AIM:
Pictures do not belong in the copy, so please give every entry below again exactly.

§ §

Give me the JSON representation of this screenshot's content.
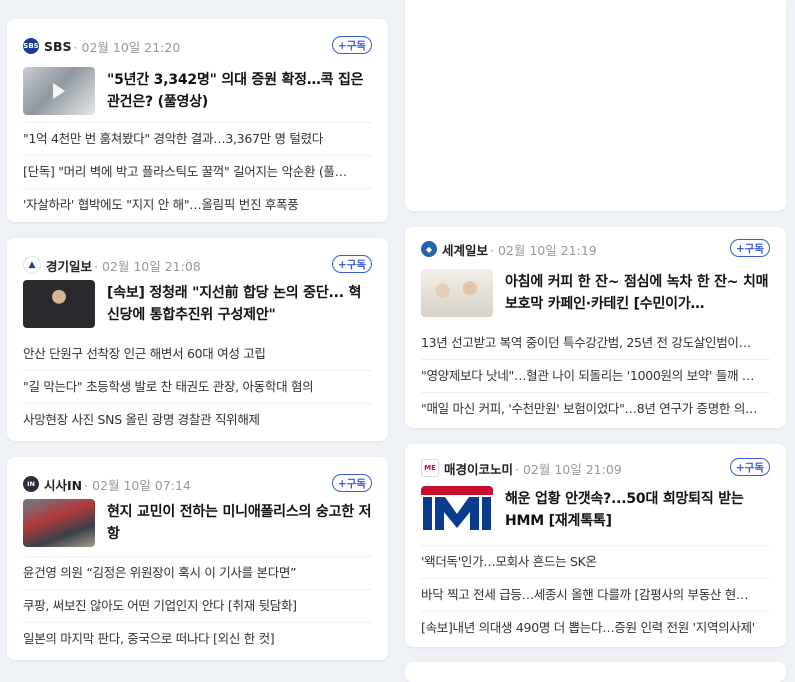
{
  "cards": [
    {
      "press": "SBS",
      "date": "· 02월 10일 21:20",
      "subscribe": "+구독",
      "headline": "\"5년간 3,342명\" 의대 증원 확정…콕 집은 관건은? (풀영상)",
      "items": [
        "\"1억 4천만 번 훔쳐봤다\" 경악한 결과…3,367만 명 털렸다",
        "[단독] \"머리 벽에 박고 플라스틱도 꿀꺽\" 길어지는 악순환 (풀…",
        "'자살하라' 협박에도 \"지지 안 해\"…올림픽 번진 후폭풍"
      ]
    },
    {
      "press": "경기일보",
      "date": "· 02월 10일 21:08",
      "subscribe": "+구독",
      "headline": "[속보] 정청래 \"지선前 합당 논의 중단... 혁신당에 통합추진위 구성제안\"",
      "items": [
        "안산 단원구 선착장 인근 해변서 60대 여성 고립",
        "\"길 막는다\" 초등학생 발로 찬 태권도 관장, 아동학대 혐의",
        "사망현장 사진 SNS 올린 광명 경찰관 직위해제"
      ]
    },
    {
      "press": "시사IN",
      "date": "· 02월 10일 07:14",
      "subscribe": "+구독",
      "headline": "현지 교민이 전하는 미니애폴리스의 숭고한 저항",
      "items": [
        "윤건영 의원 “김정은 위원장이 혹시 이 기사를 본다면”",
        "쿠팡, 써보진 않아도 어떤 기업인지 안다 [취재 뒷담화]",
        "일본의 마지막 판다, 중국으로 떠나다 [외신 한 컷]"
      ]
    },
    {
      "press": "세계일보",
      "date": "· 02월 10일 21:19",
      "subscribe": "+구독",
      "headline": "아침에 커피 한 잔~ 점심에 녹차 한 잔~ 치매 보호막 카페인·카테킨 [수민이가…",
      "items": [
        "13년 선고받고 복역 중이던 특수강간범, 25년 전 강도살인범이…",
        "\"영양제보다 낫네\"…혈관 나이 되돌리는 '1000원의 보약' 들깨 …",
        "\"매일 마신 커피, '수천만원' 보험이었다\"…8년 연구가 증명한 의…"
      ]
    },
    {
      "press": "매경이코노미",
      "date": "· 02월 10일 21:09",
      "subscribe": "+구독",
      "headline": "해운 업황 안갯속?...50대 희망퇴직 받는 HMM [재계톡톡]",
      "items": [
        "'왝더독'인가…모회사 흔드는 SK온",
        "바닥 찍고 전세 급등…세종시 올핸 다를까 [감평사의 부동산 현…",
        "[속보]내년 의대생 490명 더 뽑는다…증원 인력 전원 '지역의사제'"
      ]
    }
  ],
  "colors": {
    "accent": "#3a5bd9",
    "background": "#eef1f5"
  }
}
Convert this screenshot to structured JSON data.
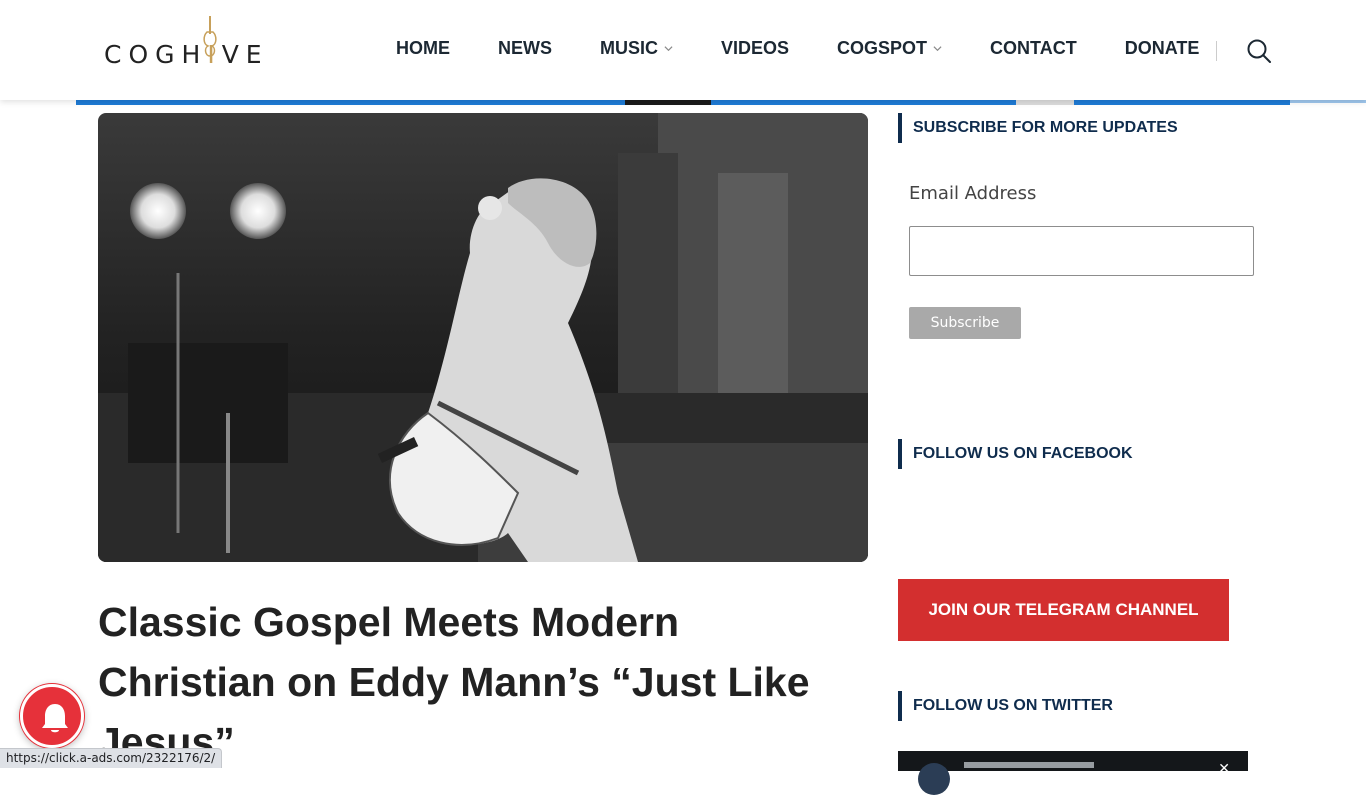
{
  "logo": {
    "prefix": "COGH",
    "accent": "I",
    "suffix": "VE"
  },
  "nav": {
    "items": [
      {
        "label": "HOME"
      },
      {
        "label": "NEWS"
      },
      {
        "label": "MUSIC"
      },
      {
        "label": "VIDEOS"
      },
      {
        "label": "COGSPOT"
      },
      {
        "label": "CONTACT"
      },
      {
        "label": "DONATE"
      }
    ],
    "search_icon": "search-icon",
    "dropdown_icon": "chevron-down-icon"
  },
  "article": {
    "title": "Classic Gospel Meets Modern Christian on Eddy Mann’s “Just Like Jesus”",
    "image_alt": "Black and white photo of a guitarist with a ponytail and glasses walking on stage holding an acoustic guitar"
  },
  "sidebar": {
    "subscribe_heading": "SUBSCRIBE FOR MORE UPDATES",
    "email_label": "Email Address",
    "email_value": "",
    "subscribe_button": "Subscribe",
    "facebook_heading": "FOLLOW US ON FACEBOOK",
    "telegram_button": "JOIN OUR TELEGRAM CHANNEL",
    "twitter_heading": "FOLLOW US ON TWITTER",
    "twitter_close": "✕"
  },
  "notification": {
    "icon": "bell-icon"
  },
  "status_bar": {
    "url": "https://click.a-ads.com/2322176/2/"
  },
  "colors": {
    "brand_blue": "#1e7bd6",
    "heading_navy": "#0f2c4d",
    "telegram_red": "#d32f2f",
    "bell_red": "#e6313a",
    "logo_gold": "#c7a05a"
  }
}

§ §

RESULT:
Give me the JSON representation of this screenshot's content.
{
  "cards": [
    {
      "press": "SBS",
      "date": "· 02월 10일 21:20",
      "subscribe": "+구독",
      "headline": "\"5년간 3,342명\" 의대 증원 확정…콕 집은 관건은? (풀영상)",
      "items": [
        "\"1억 4천만 번 훔쳐봤다\" 경악한 결과…3,367만 명 털렸다",
        "[단독] \"머리 벽에 박고 플라스틱도 꿀꺽\" 길어지는 악순환 (풀…",
        "'자살하라' 협박에도 \"지지 안 해\"…올림픽 번진 후폭풍"
      ]
    },
    {
      "press": "경기일보",
      "date": "· 02월 10일 21:08",
      "subscribe": "+구독",
      "headline": "[속보] 정청래 \"지선前 합당 논의 중단... 혁신당에 통합추진위 구성제안\"",
      "items": [
        "안산 단원구 선착장 인근 해변서 60대 여성 고립",
        "\"길 막는다\" 초등학생 발로 찬 태권도 관장, 아동학대 혐의",
        "사망현장 사진 SNS 올린 광명 경찰관 직위해제"
      ]
    },
    {
      "press": "시사IN",
      "date": "· 02월 10일 07:14",
      "subscribe": "+구독",
      "headline": "현지 교민이 전하는 미니애폴리스의 숭고한 저항",
      "items": [
        "윤건영 의원 “김정은 위원장이 혹시 이 기사를 본다면”",
        "쿠팡, 써보진 않아도 어떤 기업인지 안다 [취재 뒷담화]",
        "일본의 마지막 판다, 중국으로 떠나다 [외신 한 컷]"
      ]
    },
    {
      "press": "세계일보",
      "date": "· 02월 10일 21:19",
      "subscribe": "+구독",
      "headline": "아침에 커피 한 잔~ 점심에 녹차 한 잔~ 치매 보호막 카페인·카테킨 [수민이가…",
      "items": [
        "13년 선고받고 복역 중이던 특수강간범, 25년 전 강도살인범이…",
        "\"영양제보다 낫네\"…혈관 나이 되돌리는 '1000원의 보약' 들깨 …",
        "\"매일 마신 커피, '수천만원' 보험이었다\"…8년 연구가 증명한 의…"
      ]
    },
    {
      "press": "매경이코노미",
      "date": "· 02월 10일 21:09",
      "subscribe": "+구독",
      "headline": "해운 업황 안갯속?...50대 희망퇴직 받는 HMM [재계톡톡]",
      "items": [
        "'왝더독'인가…모회사 흔드는 SK온",
        "바닥 찍고 전세 급등…세종시 올핸 다를까 [감평사의 부동산 현…",
        "[속보]내년 의대생 490명 더 뽑는다…증원 인력 전원 '지역의사제'"
      ]
    }
  ],
  "colors": {
    "accent": "#3a5bd9",
    "background": "#eef1f5"
  }
}
Convert this screenshot to structured JSON data.
{
  "logo": {
    "prefix": "COGH",
    "accent": "I",
    "suffix": "VE"
  },
  "nav": {
    "items": [
      {
        "label": "HOME"
      },
      {
        "label": "NEWS"
      },
      {
        "label": "MUSIC"
      },
      {
        "label": "VIDEOS"
      },
      {
        "label": "COGSPOT"
      },
      {
        "label": "CONTACT"
      },
      {
        "label": "DONATE"
      }
    ],
    "search_icon": "search-icon",
    "dropdown_icon": "chevron-down-icon"
  },
  "article": {
    "title": "Classic Gospel Meets Modern Christian on Eddy Mann’s “Just Like Jesus”",
    "image_alt": "Black and white photo of a guitarist with a ponytail and glasses walking on stage holding an acoustic guitar"
  },
  "sidebar": {
    "subscribe_heading": "SUBSCRIBE FOR MORE UPDATES",
    "email_label": "Email Address",
    "email_value": "",
    "subscribe_button": "Subscribe",
    "facebook_heading": "FOLLOW US ON FACEBOOK",
    "telegram_button": "JOIN OUR TELEGRAM CHANNEL",
    "twitter_heading": "FOLLOW US ON TWITTER",
    "twitter_close": "✕"
  },
  "notification": {
    "icon": "bell-icon"
  },
  "status_bar": {
    "url": "https://click.a-ads.com/2322176/2/"
  },
  "colors": {
    "brand_blue": "#1e7bd6",
    "heading_navy": "#0f2c4d",
    "telegram_red": "#d32f2f",
    "bell_red": "#e6313a",
    "logo_gold": "#c7a05a"
  }
}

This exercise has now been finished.